● **DIRECTIVE**
Every entry must be duplicated precisely as written.

● **DATA FOR PROCESSING**
^^^^

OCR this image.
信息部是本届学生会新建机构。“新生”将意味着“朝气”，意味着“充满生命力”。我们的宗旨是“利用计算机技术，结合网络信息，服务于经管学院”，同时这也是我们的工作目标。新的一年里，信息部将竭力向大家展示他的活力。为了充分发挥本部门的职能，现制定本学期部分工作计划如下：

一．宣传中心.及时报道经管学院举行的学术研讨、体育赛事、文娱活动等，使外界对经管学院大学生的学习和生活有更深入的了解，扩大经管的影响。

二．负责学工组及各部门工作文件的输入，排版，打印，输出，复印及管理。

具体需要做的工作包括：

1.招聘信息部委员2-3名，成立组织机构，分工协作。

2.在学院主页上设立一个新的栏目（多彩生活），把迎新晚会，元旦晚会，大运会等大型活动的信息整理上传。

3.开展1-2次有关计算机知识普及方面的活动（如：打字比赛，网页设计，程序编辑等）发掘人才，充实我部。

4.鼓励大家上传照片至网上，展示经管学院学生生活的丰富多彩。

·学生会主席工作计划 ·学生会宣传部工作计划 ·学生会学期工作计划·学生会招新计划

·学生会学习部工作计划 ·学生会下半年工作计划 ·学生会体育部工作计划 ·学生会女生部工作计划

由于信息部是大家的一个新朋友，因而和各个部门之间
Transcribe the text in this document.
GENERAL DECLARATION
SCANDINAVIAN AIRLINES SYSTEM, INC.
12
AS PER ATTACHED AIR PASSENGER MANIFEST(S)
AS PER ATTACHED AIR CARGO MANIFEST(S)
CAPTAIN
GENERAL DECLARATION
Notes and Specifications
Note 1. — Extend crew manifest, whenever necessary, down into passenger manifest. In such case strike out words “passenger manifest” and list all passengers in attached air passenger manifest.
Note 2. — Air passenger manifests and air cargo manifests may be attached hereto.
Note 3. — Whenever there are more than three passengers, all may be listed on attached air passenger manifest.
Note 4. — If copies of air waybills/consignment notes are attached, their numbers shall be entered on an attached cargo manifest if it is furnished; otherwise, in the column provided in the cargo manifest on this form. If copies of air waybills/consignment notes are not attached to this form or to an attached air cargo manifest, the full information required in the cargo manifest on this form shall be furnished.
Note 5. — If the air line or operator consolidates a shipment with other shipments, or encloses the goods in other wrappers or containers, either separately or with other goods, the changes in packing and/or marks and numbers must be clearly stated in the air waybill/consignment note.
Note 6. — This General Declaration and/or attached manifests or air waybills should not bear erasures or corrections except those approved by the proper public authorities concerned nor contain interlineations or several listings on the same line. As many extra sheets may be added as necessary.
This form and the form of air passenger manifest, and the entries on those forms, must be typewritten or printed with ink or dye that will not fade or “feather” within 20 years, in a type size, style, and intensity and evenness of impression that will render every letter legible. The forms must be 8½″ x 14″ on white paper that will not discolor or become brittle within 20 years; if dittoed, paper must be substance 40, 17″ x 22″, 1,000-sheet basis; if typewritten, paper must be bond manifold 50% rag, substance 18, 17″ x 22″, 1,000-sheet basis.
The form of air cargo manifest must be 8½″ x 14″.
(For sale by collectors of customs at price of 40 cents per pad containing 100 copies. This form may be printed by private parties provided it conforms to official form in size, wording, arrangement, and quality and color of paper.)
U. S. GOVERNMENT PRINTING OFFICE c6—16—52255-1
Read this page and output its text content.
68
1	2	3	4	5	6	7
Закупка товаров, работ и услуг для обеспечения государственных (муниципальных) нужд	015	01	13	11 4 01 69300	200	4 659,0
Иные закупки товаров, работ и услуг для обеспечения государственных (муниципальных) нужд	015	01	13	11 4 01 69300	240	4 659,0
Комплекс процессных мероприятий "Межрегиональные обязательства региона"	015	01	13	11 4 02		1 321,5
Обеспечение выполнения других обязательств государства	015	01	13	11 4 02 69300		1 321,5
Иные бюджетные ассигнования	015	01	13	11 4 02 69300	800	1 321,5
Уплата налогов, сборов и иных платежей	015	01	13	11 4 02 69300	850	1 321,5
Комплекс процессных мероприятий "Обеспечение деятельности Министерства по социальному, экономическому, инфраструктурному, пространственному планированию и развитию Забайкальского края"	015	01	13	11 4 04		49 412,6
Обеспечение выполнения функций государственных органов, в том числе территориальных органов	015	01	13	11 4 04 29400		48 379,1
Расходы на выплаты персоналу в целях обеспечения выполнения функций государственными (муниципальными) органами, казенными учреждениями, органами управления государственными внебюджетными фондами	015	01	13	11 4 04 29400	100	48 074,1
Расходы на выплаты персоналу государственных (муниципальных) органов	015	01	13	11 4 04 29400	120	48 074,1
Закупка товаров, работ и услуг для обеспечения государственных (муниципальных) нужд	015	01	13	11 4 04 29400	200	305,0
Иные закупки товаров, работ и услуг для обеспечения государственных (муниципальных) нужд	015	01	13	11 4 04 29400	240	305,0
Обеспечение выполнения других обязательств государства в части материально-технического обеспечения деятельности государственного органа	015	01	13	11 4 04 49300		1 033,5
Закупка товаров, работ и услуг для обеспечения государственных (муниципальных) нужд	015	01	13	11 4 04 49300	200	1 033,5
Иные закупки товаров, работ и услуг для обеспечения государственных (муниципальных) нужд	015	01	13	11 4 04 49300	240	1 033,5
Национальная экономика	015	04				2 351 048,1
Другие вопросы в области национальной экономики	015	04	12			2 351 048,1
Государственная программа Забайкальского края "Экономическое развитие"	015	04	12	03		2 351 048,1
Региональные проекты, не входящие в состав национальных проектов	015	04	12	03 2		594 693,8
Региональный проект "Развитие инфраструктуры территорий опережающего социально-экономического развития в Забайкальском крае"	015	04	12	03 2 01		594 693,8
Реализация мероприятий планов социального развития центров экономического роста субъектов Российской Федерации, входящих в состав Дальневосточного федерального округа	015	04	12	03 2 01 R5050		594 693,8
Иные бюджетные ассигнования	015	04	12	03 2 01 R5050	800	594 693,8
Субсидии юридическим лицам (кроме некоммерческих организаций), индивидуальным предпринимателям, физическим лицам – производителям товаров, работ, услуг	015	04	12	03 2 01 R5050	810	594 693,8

^^^^

● **TASK ANSWER**
OCR this image.
信息部是本届学生会新建机构。“新生”将意味着“朝气”，意味着“充满生命力”。我们的宗旨是“利用计算机技术，结合网络信息，服务于经管学院”，同时这也是我们的工作目标。新的一年里，信息部将竭力向大家展示他的活力。为了充分发挥本部门的职能，现制定本学期部分工作计划如下：

一．宣传中心.及时报道经管学院举行的学术研讨、体育赛事、文娱活动等，使外界对经管学院大学生的学习和生活有更深入的了解，扩大经管的影响。

二．负责学工组及各部门工作文件的输入，排版，打印，输出，复印及管理。

具体需要做的工作包括：

1.招聘信息部委员2-3名，成立组织机构，分工协作。

2.在学院主页上设立一个新的栏目（多彩生活），把迎新晚会，元旦晚会，大运会等大型活动的信息整理上传。

3.开展1-2次有关计算机知识普及方面的活动（如：打字比赛，网页设计，程序编辑等）发掘人才，充实我部。

4.鼓励大家上传照片至网上，展示经管学院学生生活的丰富多彩。

·学生会主席工作计划 ·学生会宣传部工作计划 ·学生会学期工作计划·学生会招新计划

·学生会学习部工作计划 ·学生会下半年工作计划 ·学生会体育部工作计划 ·学生会女生部工作计划

由于信息部是大家的一个新朋友，因而和各个部门之间
Transcribe the text in this document.
GENERAL DECLARATION
SCANDINAVIAN AIRLINES SYSTEM, INC.
12
AS PER ATTACHED AIR PASSENGER MANIFEST(S)
AS PER ATTACHED AIR CARGO MANIFEST(S)
CAPTAIN
GENERAL DECLARATION
Notes and Specifications
Note 1. — Extend crew manifest, whenever necessary, down into passenger manifest. In such case strike out words “passenger manifest” and list all passengers in attached air passenger manifest.
Note 2. — Air passenger manifests and air cargo manifests may be attached hereto.
Note 3. — Whenever there are more than three passengers, all may be listed on attached air passenger manifest.
Note 4. — If copies of air waybills/consignment notes are attached, their numbers shall be entered on an attached cargo manifest if it is furnished; otherwise, in the column provided in the cargo manifest on this form. If copies of air waybills/consignment notes are not attached to this form or to an attached air cargo manifest, the full information required in the cargo manifest on this form shall be furnished.
Note 5. — If the air line or operator consolidates a shipment with other shipments, or encloses the goods in other wrappers or containers, either separately or with other goods, the changes in packing and/or marks and numbers must be clearly stated in the air waybill/consignment note.
Note 6. — This General Declaration and/or attached manifests or air waybills should not bear erasures or corrections except those approved by the proper public authorities concerned nor contain interlineations or several listings on the same line. As many extra sheets may be added as necessary.
This form and the form of air passenger manifest, and the entries on those forms, must be typewritten or printed with ink or dye that will not fade or “feather” within 20 years, in a type size, style, and intensity and evenness of impression that will render every letter legible. The forms must be 8½″ x 14″ on white paper that will not discolor or become brittle within 20 years; if dittoed, paper must be substance 40, 17″ x 22″, 1,000-sheet basis; if typewritten, paper must be bond manifold 50% rag, substance 18, 17″ x 22″, 1,000-sheet basis.
The form of air cargo manifest must be 8½″ x 14″.
(For sale by collectors of customs at price of 40 cents per pad containing 100 copies. This form may be printed by private parties provided it conforms to official form in size, wording, arrangement, and quality and color of paper.)
U. S. GOVERNMENT PRINTING OFFICE c6—16—52255-1
Read this page and output its text content.
68
1	2	3	4	5	6	7
Закупка товаров, работ и услуг для обеспечения государственных (муниципальных) нужд	015	01	13	11 4 01 69300	200	4 659,0
Иные закупки товаров, работ и услуг для обеспечения государственных (муниципальных) нужд	015	01	13	11 4 01 69300	240	4 659,0
Комплекс процессных мероприятий "Межрегиональные обязательства региона"	015	01	13	11 4 02		1 321,5
Обеспечение выполнения других обязательств государства	015	01	13	11 4 02 69300		1 321,5
Иные бюджетные ассигнования	015	01	13	11 4 02 69300	800	1 321,5
Уплата налогов, сборов и иных платежей	015	01	13	11 4 02 69300	850	1 321,5
Комплекс процессных мероприятий "Обеспечение деятельности Министерства по социальному, экономическому, инфраструктурному, пространственному планированию и развитию Забайкальского края"	015	01	13	11 4 04		49 412,6
Обеспечение выполнения функций государственных органов, в том числе территориальных органов	015	01	13	11 4 04 29400		48 379,1
Расходы на выплаты персоналу в целях обеспечения выполнения функций государственными (муниципальными) органами, казенными учреждениями, органами управления государственными внебюджетными фондами	015	01	13	11 4 04 29400	100	48 074,1
Расходы на выплаты персоналу государственных (муниципальных) органов	015	01	13	11 4 04 29400	120	48 074,1
Закупка товаров, работ и услуг для обеспечения государственных (муниципальных) нужд	015	01	13	11 4 04 29400	200	305,0
Иные закупки товаров, работ и услуг для обеспечения государственных (муниципальных) нужд	015	01	13	11 4 04 29400	240	305,0
Обеспечение выполнения других обязательств государства в части материально-технического обеспечения деятельности государственного органа	015	01	13	11 4 04 49300		1 033,5
Закупка товаров, работ и услуг для обеспечения государственных (муниципальных) нужд	015	01	13	11 4 04 49300	200	1 033,5
Иные закупки товаров, работ и услуг для обеспечения государственных (муниципальных) нужд	015	01	13	11 4 04 49300	240	1 033,5
Национальная экономика	015	04				2 351 048,1
Другие вопросы в области национальной экономики	015	04	12			2 351 048,1
Государственная программа Забайкальского края "Экономическое развитие"	015	04	12	03		2 351 048,1
Региональные проекты, не входящие в состав национальных проектов	015	04	12	03 2		594 693,8
Региональный проект "Развитие инфраструктуры территорий опережающего социально-экономического развития в Забайкальском крае"	015	04	12	03 2 01		594 693,8
Реализация мероприятий планов социального развития центров экономического роста субъектов Российской Федерации, входящих в состав Дальневосточного федерального округа	015	04	12	03 2 01 R5050		594 693,8
Иные бюджетные ассигнования	015	04	12	03 2 01 R5050	800	594 693,8
Субсидии юридическим лицам (кроме некоммерческих организаций), индивидуальным предпринимателям, физическим лицам – производителям товаров, работ, услуг	015	04	12	03 2 01 R5050	810	594 693,8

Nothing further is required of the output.